Report how many lines contain the word "对就业困难人员予以托底安置", with no other text.

Dataset rows

***

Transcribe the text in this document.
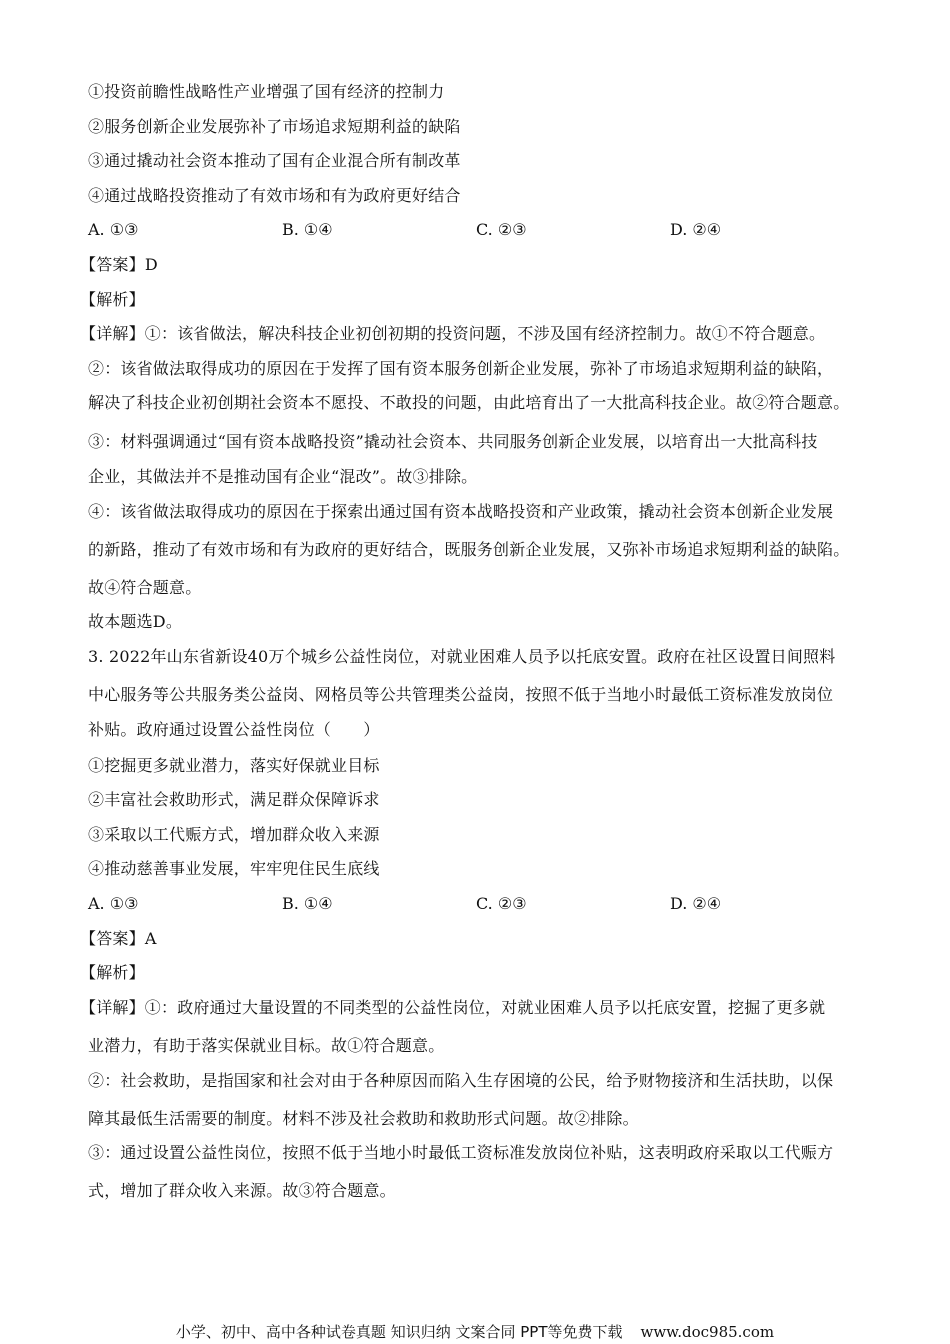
①投资前瞻性战略性产业增强了国有经济的控制力
②服务创新企业发展弥补了市场追求短期利益的缺陷
③通过撬动社会资本推动了国有企业混合所有制改革
④通过战略投资推动了有效市场和有为政府更好结合
A. ①③	B. ①④	C. ②③	D. ②④
【答案】D
【解析】
【详解】①：该省做法，解决科技企业初创初期的投资问题，不涉及国有经济控制力。故①不符合题意。
②：该省做法取得成功的原因在于发挥了国有资本服务创新企业发展，弥补了市场追求短期利益的缺陷，
解决了科技企业初创期社会资本不愿投、不敢投的问题，由此培育出了一大批高科技企业。故②符合题意。
③：材料强调通过“国有资本战略投资”撬动社会资本、共同服务创新企业发展，以培育出一大批高科技
企业，其做法并不是推动国有企业“混改”。故③排除。
④：该省做法取得成功的原因在于探索出通过国有资本战略投资和产业政策，撬动社会资本创新企业发展
的新路，推动了有效市场和有为政府的更好结合，既服务创新企业发展，又弥补市场追求短期利益的缺陷。
故④符合题意。
故本题选D。
3. 2022年山东省新设40万个城乡公益性岗位，对就业困难人员予以托底安置。政府在社区设置日间照料
中心服务等公共服务类公益岗、网格员等公共管理类公益岗，按照不低于当地小时最低工资标准发放岗位
补贴。政府通过设置公益性岗位（　　）
①挖掘更多就业潜力，落实好保就业目标
②丰富社会救助形式，满足群众保障诉求
③采取以工代赈方式，增加群众收入来源
④推动慈善事业发展，牢牢兜住民生底线
A. ①③	B. ①④	C. ②③	D. ②④
【答案】A
【解析】
【详解】①：政府通过大量设置的不同类型的公益性岗位，对就业困难人员予以托底安置，挖掘了更多就
业潜力，有助于落实保就业目标。故①符合题意。
②：社会救助，是指国家和社会对由于各种原因而陷入生存困境的公民，给予财物接济和生活扶助，以保
障其最低生活需要的制度。材料不涉及社会救助和救助形式问题。故②排除。
③：通过设置公益性岗位，按照不低于当地小时最低工资标准发放岗位补贴，这表明政府采取以工代赈方
式，增加了群众收入来源。故③符合题意。
小学、初中、高中各种试卷真题 知识归纳 文案合同 PPT等免费下载 www.doc985.com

***

Result
2